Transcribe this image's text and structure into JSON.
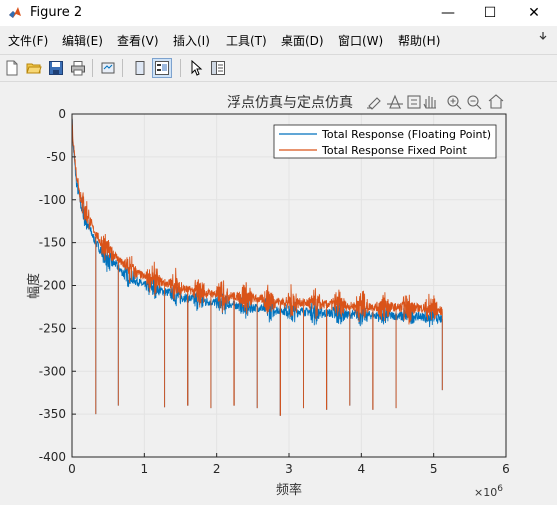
{
  "window": {
    "title": "Figure 2",
    "minimize": "—",
    "maximize": "☐",
    "close": "✕"
  },
  "menu": [
    {
      "label": "文件(F)"
    },
    {
      "label": "编辑(E)"
    },
    {
      "label": "查看(V)"
    },
    {
      "label": "插入(I)"
    },
    {
      "label": "工具(T)"
    },
    {
      "label": "桌面(D)"
    },
    {
      "label": "窗口(W)"
    },
    {
      "label": "帮助(H)"
    }
  ],
  "toolbar": {
    "icons": [
      "new-figure-icon",
      "open-file-icon",
      "save-icon",
      "print-icon",
      "link-plot-icon",
      "hide-plot-tools-icon",
      "show-plot-tools-icon",
      "edit-plot-icon",
      "open-property-inspector-icon"
    ]
  },
  "axes_toolbar": {
    "icons": [
      "brush-icon",
      "data-tips-icon",
      "rotate-icon",
      "pan-icon",
      "zoom-in-icon",
      "zoom-out-icon",
      "home-icon"
    ]
  },
  "colors": {
    "series1": "#0072BD",
    "series2": "#D95319"
  },
  "chart_data": {
    "type": "line",
    "title": "浮点仿真与定点仿真",
    "xlabel": "频率",
    "ylabel": "幅度",
    "x_exponent_label": "×10",
    "x_exponent_power": "6",
    "xlim": [
      0,
      6000000
    ],
    "ylim": [
      -400,
      0
    ],
    "xticks": [
      0,
      1,
      2,
      3,
      4,
      5,
      6
    ],
    "yticks": [
      0,
      -50,
      -100,
      -150,
      -200,
      -250,
      -300,
      -350,
      -400
    ],
    "grid": true,
    "legend_position": "top-right",
    "series": [
      {
        "name": "Total Response (Floating Point)",
        "color": "#0072BD",
        "x": [
          0,
          10000,
          60000,
          120000,
          200000,
          300000,
          400000,
          500000,
          600000,
          700000,
          800000,
          1000000,
          1200000,
          1400000,
          1600000,
          1800000,
          2000000,
          2200000,
          2400000,
          2600000,
          2800000,
          3000000,
          3200000,
          3400000,
          3600000,
          3800000,
          4000000,
          4200000,
          4400000,
          4600000,
          4800000,
          5000000,
          5120000
        ],
        "y": [
          0,
          -30,
          -80,
          -105,
          -125,
          -145,
          -160,
          -170,
          -175,
          -185,
          -190,
          -200,
          -205,
          -210,
          -215,
          -218,
          -220,
          -222,
          -225,
          -226,
          -228,
          -230,
          -230,
          -232,
          -232,
          -234,
          -234,
          -235,
          -235,
          -236,
          -236,
          -237,
          -240
        ]
      },
      {
        "name": "Total Response Fixed Point",
        "color": "#D95319",
        "x": [
          0,
          10000,
          60000,
          120000,
          200000,
          300000,
          400000,
          500000,
          600000,
          700000,
          800000,
          1000000,
          1200000,
          1400000,
          1600000,
          1800000,
          2000000,
          2200000,
          2400000,
          2600000,
          2800000,
          3000000,
          3200000,
          3400000,
          3600000,
          3800000,
          4000000,
          4200000,
          4400000,
          4600000,
          4800000,
          5000000,
          5120000
        ],
        "y": [
          0,
          -25,
          -70,
          -95,
          -115,
          -135,
          -150,
          -160,
          -165,
          -175,
          -180,
          -190,
          -195,
          -200,
          -205,
          -208,
          -210,
          -212,
          -214,
          -216,
          -218,
          -220,
          -220,
          -222,
          -222,
          -224,
          -224,
          -225,
          -225,
          -226,
          -226,
          -227,
          -230
        ]
      }
    ],
    "notch_x": [
      330000,
      640000,
      960000,
      1280000,
      1600000,
      1920000,
      2240000,
      2560000,
      2880000,
      3200000,
      3520000,
      3840000,
      4160000,
      4480000,
      4800000,
      5120000
    ],
    "notch_y": [
      -350,
      -340,
      -343,
      -342,
      -340,
      -343,
      -340,
      -343,
      -352,
      -343,
      -345,
      -340,
      -345,
      -343,
      -340,
      -322
    ]
  }
}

------------

Your answer should be a single number: how many lines of the material contain the word "Point".

2